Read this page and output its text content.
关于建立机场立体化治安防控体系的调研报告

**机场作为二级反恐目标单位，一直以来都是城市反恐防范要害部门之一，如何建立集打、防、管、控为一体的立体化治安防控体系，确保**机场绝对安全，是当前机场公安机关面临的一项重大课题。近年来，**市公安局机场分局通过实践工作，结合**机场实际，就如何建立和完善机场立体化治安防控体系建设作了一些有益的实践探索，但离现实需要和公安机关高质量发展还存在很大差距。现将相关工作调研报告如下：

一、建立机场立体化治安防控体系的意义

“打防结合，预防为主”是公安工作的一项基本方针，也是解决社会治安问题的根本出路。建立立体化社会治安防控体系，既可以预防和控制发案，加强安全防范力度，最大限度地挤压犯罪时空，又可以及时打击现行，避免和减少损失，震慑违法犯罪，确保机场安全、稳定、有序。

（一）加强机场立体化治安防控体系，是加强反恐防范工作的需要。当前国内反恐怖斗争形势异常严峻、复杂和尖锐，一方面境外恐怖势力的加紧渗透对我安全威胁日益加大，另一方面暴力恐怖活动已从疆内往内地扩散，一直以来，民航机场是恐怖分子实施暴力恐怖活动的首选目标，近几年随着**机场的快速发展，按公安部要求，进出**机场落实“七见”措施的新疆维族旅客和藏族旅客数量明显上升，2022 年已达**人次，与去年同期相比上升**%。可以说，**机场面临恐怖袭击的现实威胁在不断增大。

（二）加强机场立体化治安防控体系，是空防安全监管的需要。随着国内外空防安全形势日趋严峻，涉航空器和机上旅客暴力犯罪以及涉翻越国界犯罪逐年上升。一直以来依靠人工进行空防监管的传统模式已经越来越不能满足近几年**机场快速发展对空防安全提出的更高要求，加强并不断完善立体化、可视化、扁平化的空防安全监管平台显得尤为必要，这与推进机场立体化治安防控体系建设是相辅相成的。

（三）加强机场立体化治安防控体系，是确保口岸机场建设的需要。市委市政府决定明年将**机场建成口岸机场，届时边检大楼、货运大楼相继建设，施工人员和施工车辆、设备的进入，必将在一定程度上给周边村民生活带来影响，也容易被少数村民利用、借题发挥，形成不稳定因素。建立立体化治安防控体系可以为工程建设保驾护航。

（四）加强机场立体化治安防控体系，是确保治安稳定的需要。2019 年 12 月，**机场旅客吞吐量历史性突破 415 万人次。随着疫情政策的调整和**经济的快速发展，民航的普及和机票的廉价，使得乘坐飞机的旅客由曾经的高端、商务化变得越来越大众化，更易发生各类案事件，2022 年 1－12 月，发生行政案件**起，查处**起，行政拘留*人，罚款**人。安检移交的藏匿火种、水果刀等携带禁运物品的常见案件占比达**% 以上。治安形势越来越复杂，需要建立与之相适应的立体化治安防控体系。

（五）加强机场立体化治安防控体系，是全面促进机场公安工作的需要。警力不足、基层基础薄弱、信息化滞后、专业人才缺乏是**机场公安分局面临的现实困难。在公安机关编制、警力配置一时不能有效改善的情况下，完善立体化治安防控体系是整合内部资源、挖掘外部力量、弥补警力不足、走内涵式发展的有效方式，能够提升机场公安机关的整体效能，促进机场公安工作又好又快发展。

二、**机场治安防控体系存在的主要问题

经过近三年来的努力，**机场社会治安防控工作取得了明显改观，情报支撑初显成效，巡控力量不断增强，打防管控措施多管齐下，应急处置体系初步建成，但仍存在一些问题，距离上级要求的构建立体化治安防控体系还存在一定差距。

====================

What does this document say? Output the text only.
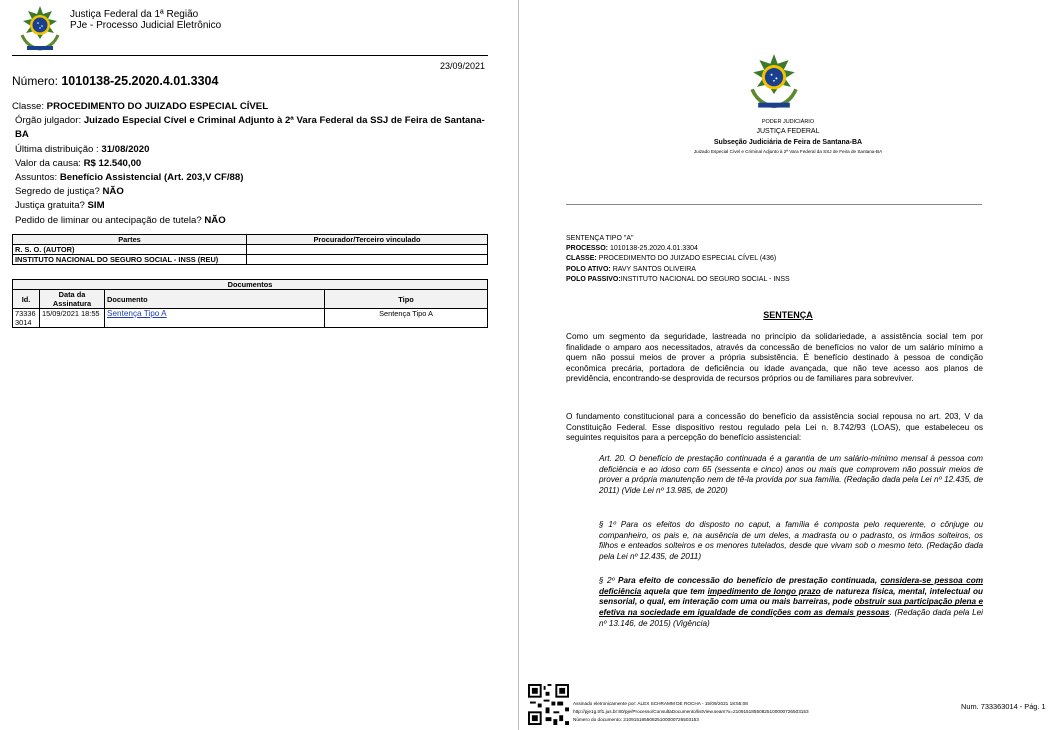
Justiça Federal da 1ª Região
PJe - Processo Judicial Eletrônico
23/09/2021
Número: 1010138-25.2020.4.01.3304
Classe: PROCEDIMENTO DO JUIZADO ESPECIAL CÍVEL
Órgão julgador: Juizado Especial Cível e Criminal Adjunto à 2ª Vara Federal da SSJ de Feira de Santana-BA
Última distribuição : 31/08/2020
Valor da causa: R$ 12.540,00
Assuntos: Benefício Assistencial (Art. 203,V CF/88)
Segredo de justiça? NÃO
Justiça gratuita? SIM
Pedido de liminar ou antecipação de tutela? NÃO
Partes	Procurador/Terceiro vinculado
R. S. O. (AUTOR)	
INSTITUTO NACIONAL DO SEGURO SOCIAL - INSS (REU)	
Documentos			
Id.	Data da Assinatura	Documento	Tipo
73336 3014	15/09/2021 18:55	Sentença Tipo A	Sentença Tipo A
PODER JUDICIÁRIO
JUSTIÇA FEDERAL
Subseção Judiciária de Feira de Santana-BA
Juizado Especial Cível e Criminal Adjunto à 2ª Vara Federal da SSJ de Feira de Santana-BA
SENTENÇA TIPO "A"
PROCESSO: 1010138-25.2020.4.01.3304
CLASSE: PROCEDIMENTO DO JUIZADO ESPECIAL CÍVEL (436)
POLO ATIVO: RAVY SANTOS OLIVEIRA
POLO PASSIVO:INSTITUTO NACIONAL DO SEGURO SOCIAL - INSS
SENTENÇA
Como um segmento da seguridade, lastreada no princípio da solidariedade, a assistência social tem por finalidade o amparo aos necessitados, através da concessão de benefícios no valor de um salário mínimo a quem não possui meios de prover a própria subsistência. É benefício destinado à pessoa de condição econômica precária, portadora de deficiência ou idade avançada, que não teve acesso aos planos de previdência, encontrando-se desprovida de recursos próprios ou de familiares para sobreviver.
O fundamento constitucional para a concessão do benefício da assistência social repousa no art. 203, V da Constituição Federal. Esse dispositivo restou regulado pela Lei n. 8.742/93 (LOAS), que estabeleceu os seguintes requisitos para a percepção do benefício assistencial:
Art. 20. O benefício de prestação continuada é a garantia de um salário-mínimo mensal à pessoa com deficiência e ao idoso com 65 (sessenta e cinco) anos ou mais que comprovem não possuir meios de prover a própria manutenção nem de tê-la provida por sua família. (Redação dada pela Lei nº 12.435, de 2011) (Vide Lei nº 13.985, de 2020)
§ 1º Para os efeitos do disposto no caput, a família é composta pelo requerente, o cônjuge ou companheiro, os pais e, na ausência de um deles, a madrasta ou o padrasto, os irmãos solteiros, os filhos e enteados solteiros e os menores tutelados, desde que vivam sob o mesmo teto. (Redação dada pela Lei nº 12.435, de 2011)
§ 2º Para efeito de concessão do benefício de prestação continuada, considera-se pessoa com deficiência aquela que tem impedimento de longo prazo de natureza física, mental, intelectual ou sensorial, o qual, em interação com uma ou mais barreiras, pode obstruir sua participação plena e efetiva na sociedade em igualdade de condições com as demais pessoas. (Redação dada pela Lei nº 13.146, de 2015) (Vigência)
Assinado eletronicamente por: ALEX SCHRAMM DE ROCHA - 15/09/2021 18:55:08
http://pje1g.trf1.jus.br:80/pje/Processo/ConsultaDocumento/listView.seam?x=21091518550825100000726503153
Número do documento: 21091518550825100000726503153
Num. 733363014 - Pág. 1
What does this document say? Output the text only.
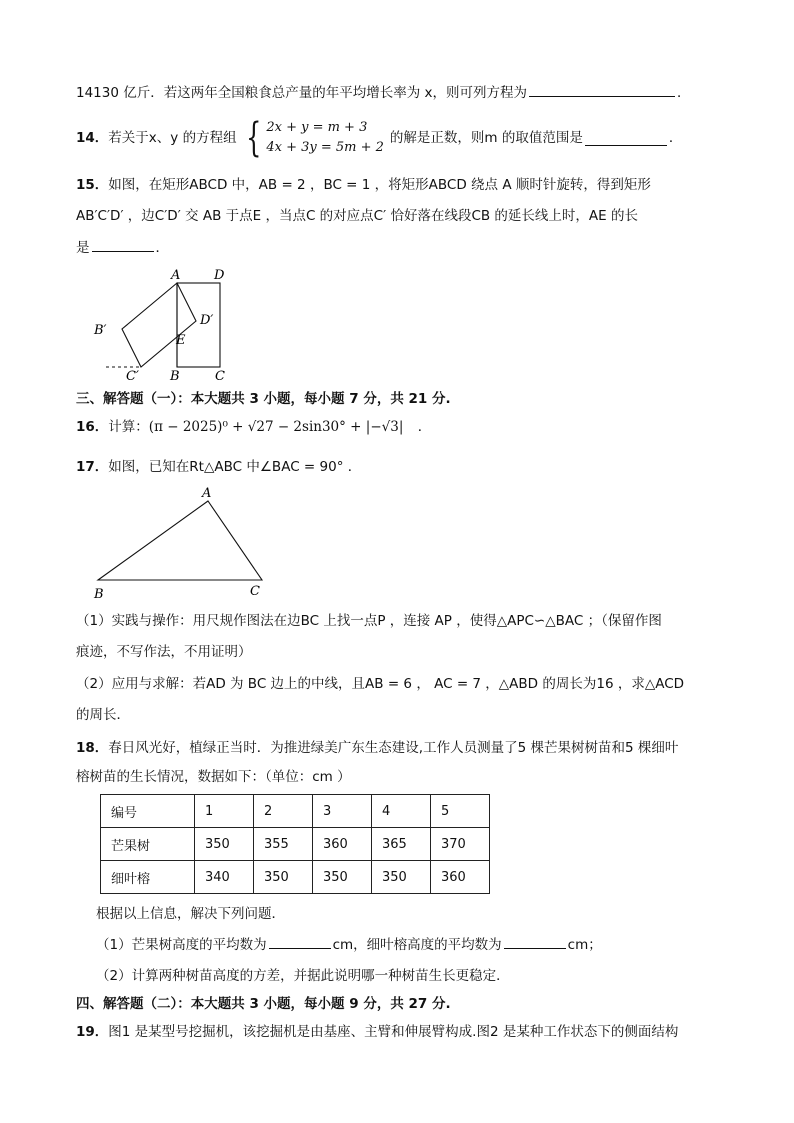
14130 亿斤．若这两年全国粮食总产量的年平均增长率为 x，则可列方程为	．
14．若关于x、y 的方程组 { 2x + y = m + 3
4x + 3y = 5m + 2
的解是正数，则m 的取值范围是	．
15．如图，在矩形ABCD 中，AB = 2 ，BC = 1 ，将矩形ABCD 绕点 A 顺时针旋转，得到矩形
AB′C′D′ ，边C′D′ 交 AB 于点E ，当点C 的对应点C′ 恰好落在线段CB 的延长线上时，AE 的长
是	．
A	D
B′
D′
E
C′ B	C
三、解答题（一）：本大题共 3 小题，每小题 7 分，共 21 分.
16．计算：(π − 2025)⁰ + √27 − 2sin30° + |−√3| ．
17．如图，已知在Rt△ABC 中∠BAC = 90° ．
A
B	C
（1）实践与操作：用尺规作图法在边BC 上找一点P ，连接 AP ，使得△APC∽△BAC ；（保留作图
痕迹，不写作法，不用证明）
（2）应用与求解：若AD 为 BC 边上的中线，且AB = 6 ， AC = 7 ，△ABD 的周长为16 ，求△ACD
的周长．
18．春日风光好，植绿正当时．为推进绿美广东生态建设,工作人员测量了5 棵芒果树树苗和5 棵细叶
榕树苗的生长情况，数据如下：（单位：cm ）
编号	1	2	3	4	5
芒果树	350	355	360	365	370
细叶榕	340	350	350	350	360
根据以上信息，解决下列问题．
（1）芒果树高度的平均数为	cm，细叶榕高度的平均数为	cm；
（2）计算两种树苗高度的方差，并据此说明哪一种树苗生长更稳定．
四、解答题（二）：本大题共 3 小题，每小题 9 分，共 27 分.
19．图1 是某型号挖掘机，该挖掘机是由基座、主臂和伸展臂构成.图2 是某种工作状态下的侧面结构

====================

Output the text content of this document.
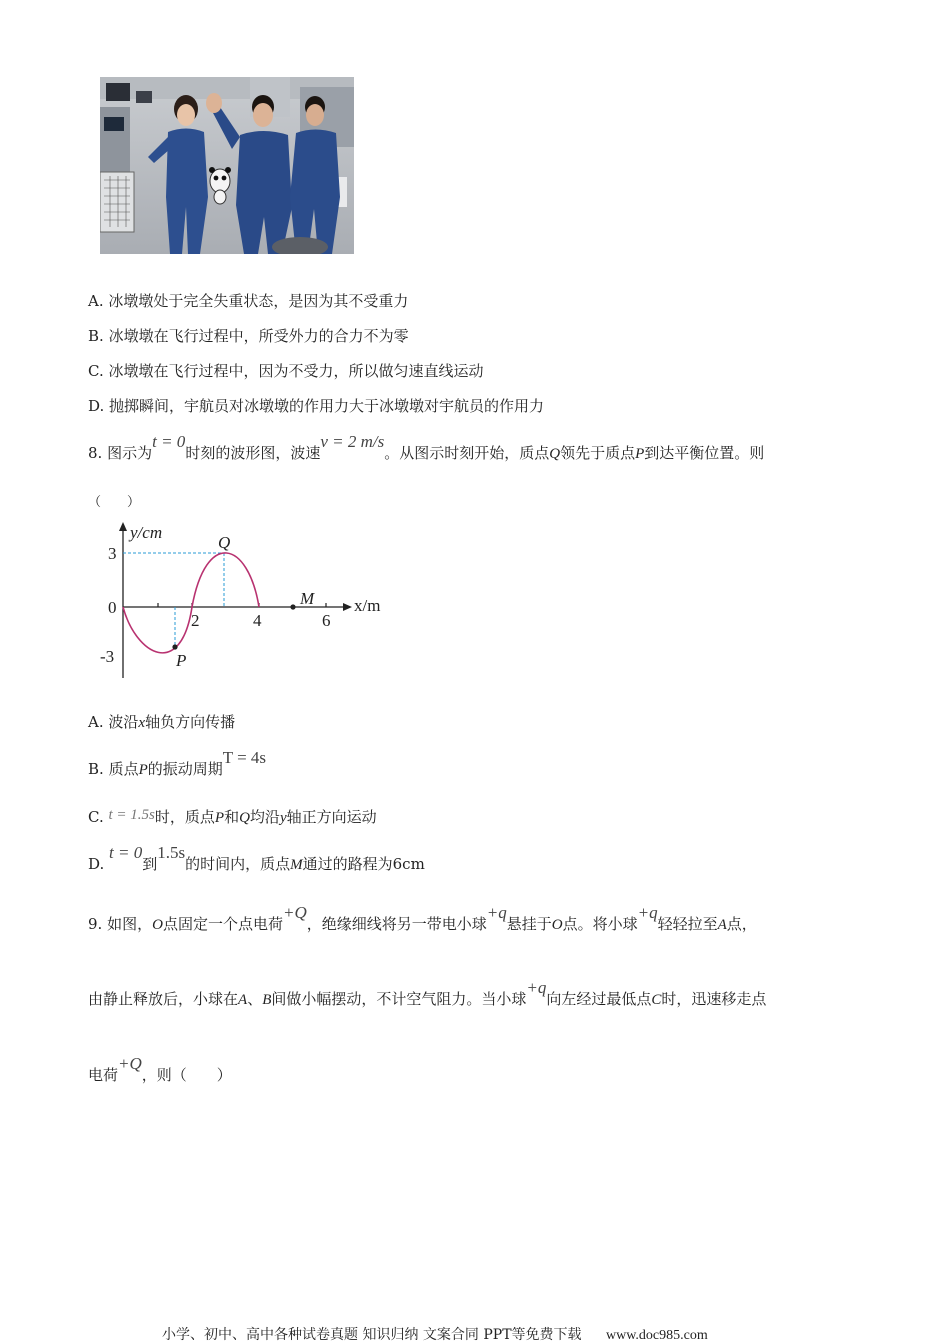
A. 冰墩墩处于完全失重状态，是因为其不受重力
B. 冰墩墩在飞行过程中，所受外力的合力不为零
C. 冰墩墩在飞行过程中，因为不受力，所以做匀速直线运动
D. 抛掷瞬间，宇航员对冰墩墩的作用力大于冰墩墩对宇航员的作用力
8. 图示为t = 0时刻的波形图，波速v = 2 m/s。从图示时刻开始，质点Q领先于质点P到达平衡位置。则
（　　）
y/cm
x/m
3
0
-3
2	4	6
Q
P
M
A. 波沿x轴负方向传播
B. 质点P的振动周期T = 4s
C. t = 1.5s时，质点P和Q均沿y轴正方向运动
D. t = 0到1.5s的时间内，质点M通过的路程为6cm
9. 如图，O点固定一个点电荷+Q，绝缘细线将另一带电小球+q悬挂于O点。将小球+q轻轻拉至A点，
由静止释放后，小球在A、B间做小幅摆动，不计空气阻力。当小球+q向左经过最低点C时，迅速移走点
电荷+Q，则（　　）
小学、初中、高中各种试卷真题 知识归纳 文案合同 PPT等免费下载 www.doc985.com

====================

**INSTRUCTIONS FOR THE TASK**
Lines from the records above that hold "meios" are the ones to list.

**WRITTEN RESPONSE**
Como um segmento da seguridade, lastreada no princípio da solidariedade, a assistência social tem por finalidade o amparo aos necessitados, através da concessão de benefícios no valor de um salário mínimo a quem não possui meios de prover a própria subsistência. É benefício destinado à pessoa de condição econômica precária, portadora de deficiência ou idade avançada, que não teve acesso aos planos de previdência, encontrando-se desprovida de recursos próprios ou de familiares para sobreviver.
Art. 20. O benefício de prestação continuada é a garantia de um salário-mínimo mensal à pessoa com deficiência e ao idoso com 65 (sessenta e cinco) anos ou mais que comprovem não possuir meios de prover a própria manutenção nem de tê-la provida por sua família. (Redação dada pela Lei nº 12.435, de 2011) (Vide Lei nº 13.985, de 2020)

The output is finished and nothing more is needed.